▸ Information shown:
┄┄┄┄┄┄

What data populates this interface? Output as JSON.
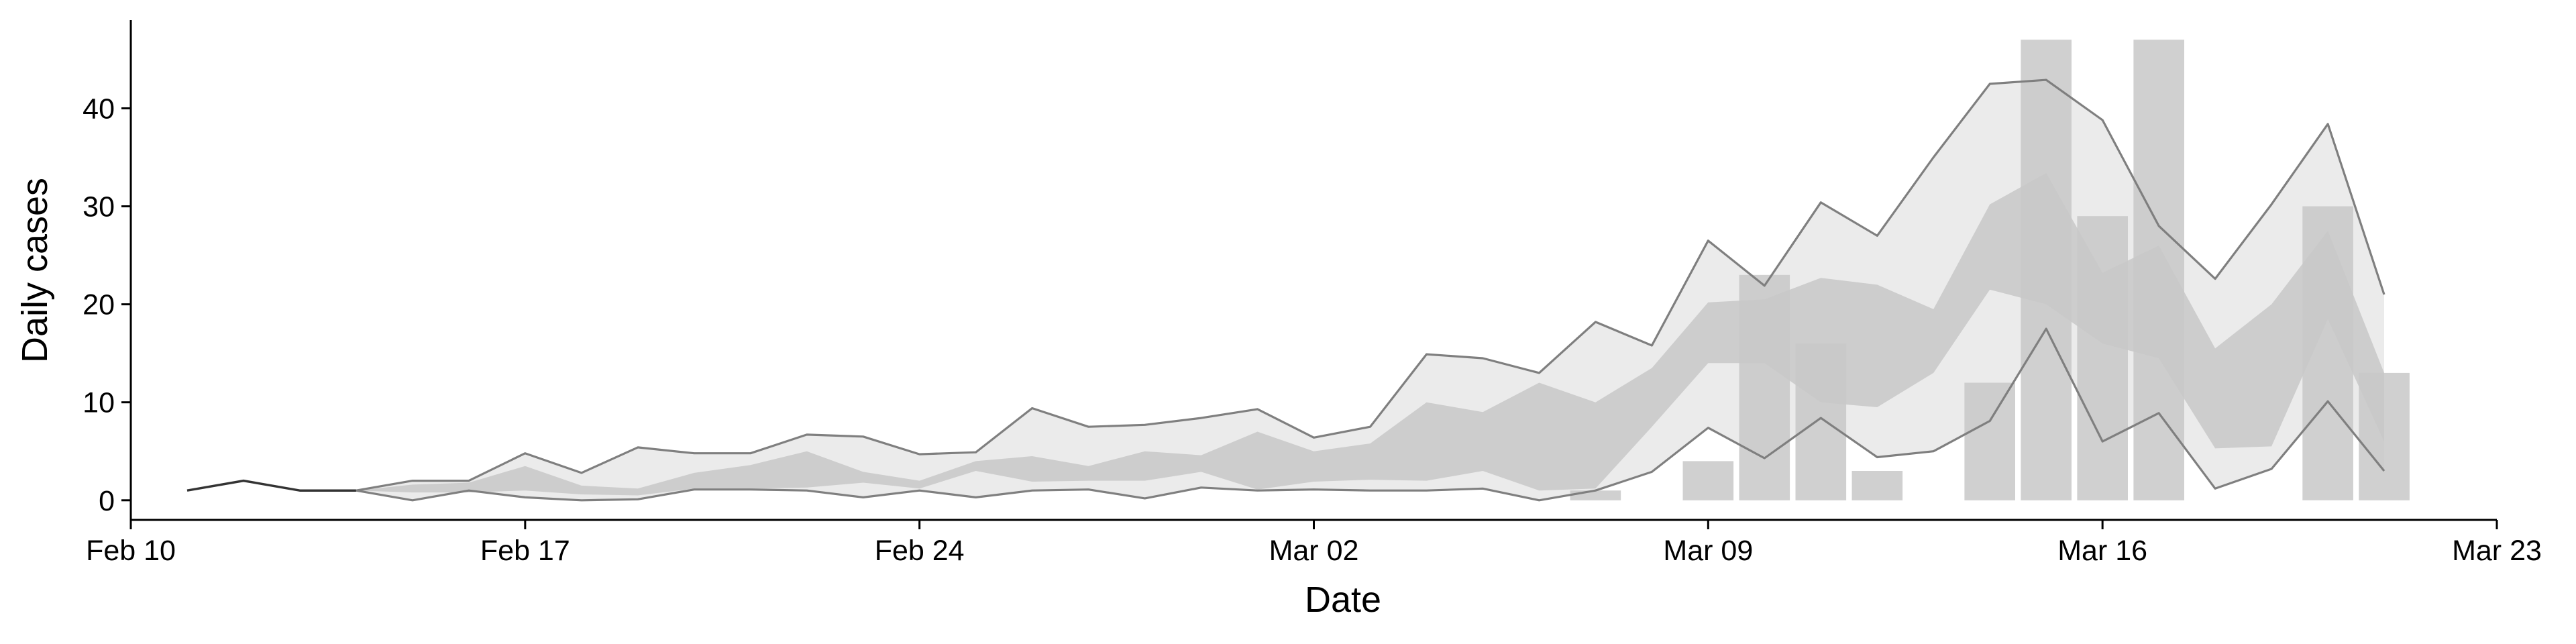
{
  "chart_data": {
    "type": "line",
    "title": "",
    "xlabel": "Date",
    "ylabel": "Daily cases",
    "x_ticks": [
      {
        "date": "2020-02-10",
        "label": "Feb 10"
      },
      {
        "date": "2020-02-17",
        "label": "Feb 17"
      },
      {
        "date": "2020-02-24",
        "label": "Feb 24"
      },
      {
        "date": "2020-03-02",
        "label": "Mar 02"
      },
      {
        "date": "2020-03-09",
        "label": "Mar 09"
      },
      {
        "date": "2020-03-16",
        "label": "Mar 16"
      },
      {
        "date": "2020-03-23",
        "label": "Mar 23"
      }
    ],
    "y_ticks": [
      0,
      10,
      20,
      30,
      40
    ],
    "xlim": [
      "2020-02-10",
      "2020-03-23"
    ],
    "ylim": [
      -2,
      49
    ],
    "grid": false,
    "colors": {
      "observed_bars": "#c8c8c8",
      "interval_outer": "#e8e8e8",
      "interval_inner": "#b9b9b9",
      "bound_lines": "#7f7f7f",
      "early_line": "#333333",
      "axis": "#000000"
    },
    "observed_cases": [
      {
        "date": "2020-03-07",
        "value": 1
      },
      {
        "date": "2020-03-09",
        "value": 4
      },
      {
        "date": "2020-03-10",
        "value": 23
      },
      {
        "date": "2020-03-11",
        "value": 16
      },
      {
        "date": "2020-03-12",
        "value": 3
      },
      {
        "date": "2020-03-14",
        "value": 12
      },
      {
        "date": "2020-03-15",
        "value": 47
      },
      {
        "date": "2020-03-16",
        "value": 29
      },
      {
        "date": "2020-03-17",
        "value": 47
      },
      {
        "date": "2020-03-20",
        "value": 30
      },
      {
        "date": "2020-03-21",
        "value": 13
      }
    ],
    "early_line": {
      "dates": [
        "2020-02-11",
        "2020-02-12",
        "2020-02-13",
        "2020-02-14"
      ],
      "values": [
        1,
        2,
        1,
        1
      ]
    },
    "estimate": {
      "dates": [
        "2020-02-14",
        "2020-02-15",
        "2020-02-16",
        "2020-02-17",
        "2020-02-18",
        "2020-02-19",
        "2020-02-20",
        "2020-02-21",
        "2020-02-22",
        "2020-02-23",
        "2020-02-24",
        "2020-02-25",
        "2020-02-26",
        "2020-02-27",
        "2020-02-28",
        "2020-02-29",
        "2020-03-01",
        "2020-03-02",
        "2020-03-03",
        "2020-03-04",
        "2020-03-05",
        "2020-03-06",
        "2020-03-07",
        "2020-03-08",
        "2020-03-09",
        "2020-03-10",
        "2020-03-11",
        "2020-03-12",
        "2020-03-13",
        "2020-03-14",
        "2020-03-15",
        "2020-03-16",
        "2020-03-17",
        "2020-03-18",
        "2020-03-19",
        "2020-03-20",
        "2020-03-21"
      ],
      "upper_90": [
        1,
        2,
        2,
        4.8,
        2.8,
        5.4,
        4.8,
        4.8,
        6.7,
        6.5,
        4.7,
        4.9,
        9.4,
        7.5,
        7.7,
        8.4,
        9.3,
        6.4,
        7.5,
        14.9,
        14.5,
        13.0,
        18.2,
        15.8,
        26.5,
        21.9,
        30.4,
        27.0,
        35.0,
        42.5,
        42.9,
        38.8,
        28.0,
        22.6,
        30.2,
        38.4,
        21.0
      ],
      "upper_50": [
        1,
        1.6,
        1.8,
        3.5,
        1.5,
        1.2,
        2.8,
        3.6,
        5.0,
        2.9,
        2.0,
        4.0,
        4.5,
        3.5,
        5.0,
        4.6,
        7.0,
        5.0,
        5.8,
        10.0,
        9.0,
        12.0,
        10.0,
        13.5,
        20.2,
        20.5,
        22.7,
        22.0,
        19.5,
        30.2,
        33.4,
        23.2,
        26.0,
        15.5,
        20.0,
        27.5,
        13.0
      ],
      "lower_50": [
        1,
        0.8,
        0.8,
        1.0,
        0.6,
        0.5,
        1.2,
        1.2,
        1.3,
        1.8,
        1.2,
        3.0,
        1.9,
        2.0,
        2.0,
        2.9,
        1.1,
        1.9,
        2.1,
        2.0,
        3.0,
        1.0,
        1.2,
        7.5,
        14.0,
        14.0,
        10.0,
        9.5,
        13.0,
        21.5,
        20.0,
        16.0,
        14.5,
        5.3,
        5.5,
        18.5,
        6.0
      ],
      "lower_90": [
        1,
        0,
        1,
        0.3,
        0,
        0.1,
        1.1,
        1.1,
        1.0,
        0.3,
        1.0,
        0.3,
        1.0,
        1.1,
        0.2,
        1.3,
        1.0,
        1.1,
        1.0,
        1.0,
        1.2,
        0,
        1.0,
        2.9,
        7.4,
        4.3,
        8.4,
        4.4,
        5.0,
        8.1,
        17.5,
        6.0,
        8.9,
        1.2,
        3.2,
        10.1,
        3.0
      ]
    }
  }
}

┄┄┄┄┄┄

▸ Exercise task: In the copy, include no pictures; restate the listing above exactly.

▸ Solution for this exercise:
What data populates this interface? Output as JSON.
{
  "chart_data": {
    "type": "line",
    "title": "",
    "xlabel": "Date",
    "ylabel": "Daily cases",
    "x_ticks": [
      {
        "date": "2020-02-10",
        "label": "Feb 10"
      },
      {
        "date": "2020-02-17",
        "label": "Feb 17"
      },
      {
        "date": "2020-02-24",
        "label": "Feb 24"
      },
      {
        "date": "2020-03-02",
        "label": "Mar 02"
      },
      {
        "date": "2020-03-09",
        "label": "Mar 09"
      },
      {
        "date": "2020-03-16",
        "label": "Mar 16"
      },
      {
        "date": "2020-03-23",
        "label": "Mar 23"
      }
    ],
    "y_ticks": [
      0,
      10,
      20,
      30,
      40
    ],
    "xlim": [
      "2020-02-10",
      "2020-03-23"
    ],
    "ylim": [
      -2,
      49
    ],
    "grid": false,
    "colors": {
      "observed_bars": "#c8c8c8",
      "interval_outer": "#e8e8e8",
      "interval_inner": "#b9b9b9",
      "bound_lines": "#7f7f7f",
      "early_line": "#333333",
      "axis": "#000000"
    },
    "observed_cases": [
      {
        "date": "2020-03-07",
        "value": 1
      },
      {
        "date": "2020-03-09",
        "value": 4
      },
      {
        "date": "2020-03-10",
        "value": 23
      },
      {
        "date": "2020-03-11",
        "value": 16
      },
      {
        "date": "2020-03-12",
        "value": 3
      },
      {
        "date": "2020-03-14",
        "value": 12
      },
      {
        "date": "2020-03-15",
        "value": 47
      },
      {
        "date": "2020-03-16",
        "value": 29
      },
      {
        "date": "2020-03-17",
        "value": 47
      },
      {
        "date": "2020-03-20",
        "value": 30
      },
      {
        "date": "2020-03-21",
        "value": 13
      }
    ],
    "early_line": {
      "dates": [
        "2020-02-11",
        "2020-02-12",
        "2020-02-13",
        "2020-02-14"
      ],
      "values": [
        1,
        2,
        1,
        1
      ]
    },
    "estimate": {
      "dates": [
        "2020-02-14",
        "2020-02-15",
        "2020-02-16",
        "2020-02-17",
        "2020-02-18",
        "2020-02-19",
        "2020-02-20",
        "2020-02-21",
        "2020-02-22",
        "2020-02-23",
        "2020-02-24",
        "2020-02-25",
        "2020-02-26",
        "2020-02-27",
        "2020-02-28",
        "2020-02-29",
        "2020-03-01",
        "2020-03-02",
        "2020-03-03",
        "2020-03-04",
        "2020-03-05",
        "2020-03-06",
        "2020-03-07",
        "2020-03-08",
        "2020-03-09",
        "2020-03-10",
        "2020-03-11",
        "2020-03-12",
        "2020-03-13",
        "2020-03-14",
        "2020-03-15",
        "2020-03-16",
        "2020-03-17",
        "2020-03-18",
        "2020-03-19",
        "2020-03-20",
        "2020-03-21"
      ],
      "upper_90": [
        1,
        2,
        2,
        4.8,
        2.8,
        5.4,
        4.8,
        4.8,
        6.7,
        6.5,
        4.7,
        4.9,
        9.4,
        7.5,
        7.7,
        8.4,
        9.3,
        6.4,
        7.5,
        14.9,
        14.5,
        13.0,
        18.2,
        15.8,
        26.5,
        21.9,
        30.4,
        27.0,
        35.0,
        42.5,
        42.9,
        38.8,
        28.0,
        22.6,
        30.2,
        38.4,
        21.0
      ],
      "upper_50": [
        1,
        1.6,
        1.8,
        3.5,
        1.5,
        1.2,
        2.8,
        3.6,
        5.0,
        2.9,
        2.0,
        4.0,
        4.5,
        3.5,
        5.0,
        4.6,
        7.0,
        5.0,
        5.8,
        10.0,
        9.0,
        12.0,
        10.0,
        13.5,
        20.2,
        20.5,
        22.7,
        22.0,
        19.5,
        30.2,
        33.4,
        23.2,
        26.0,
        15.5,
        20.0,
        27.5,
        13.0
      ],
      "lower_50": [
        1,
        0.8,
        0.8,
        1.0,
        0.6,
        0.5,
        1.2,
        1.2,
        1.3,
        1.8,
        1.2,
        3.0,
        1.9,
        2.0,
        2.0,
        2.9,
        1.1,
        1.9,
        2.1,
        2.0,
        3.0,
        1.0,
        1.2,
        7.5,
        14.0,
        14.0,
        10.0,
        9.5,
        13.0,
        21.5,
        20.0,
        16.0,
        14.5,
        5.3,
        5.5,
        18.5,
        6.0
      ],
      "lower_90": [
        1,
        0,
        1,
        0.3,
        0,
        0.1,
        1.1,
        1.1,
        1.0,
        0.3,
        1.0,
        0.3,
        1.0,
        1.1,
        0.2,
        1.3,
        1.0,
        1.1,
        1.0,
        1.0,
        1.2,
        0,
        1.0,
        2.9,
        7.4,
        4.3,
        8.4,
        4.4,
        5.0,
        8.1,
        17.5,
        6.0,
        8.9,
        1.2,
        3.2,
        10.1,
        3.0
      ]
    }
  }
}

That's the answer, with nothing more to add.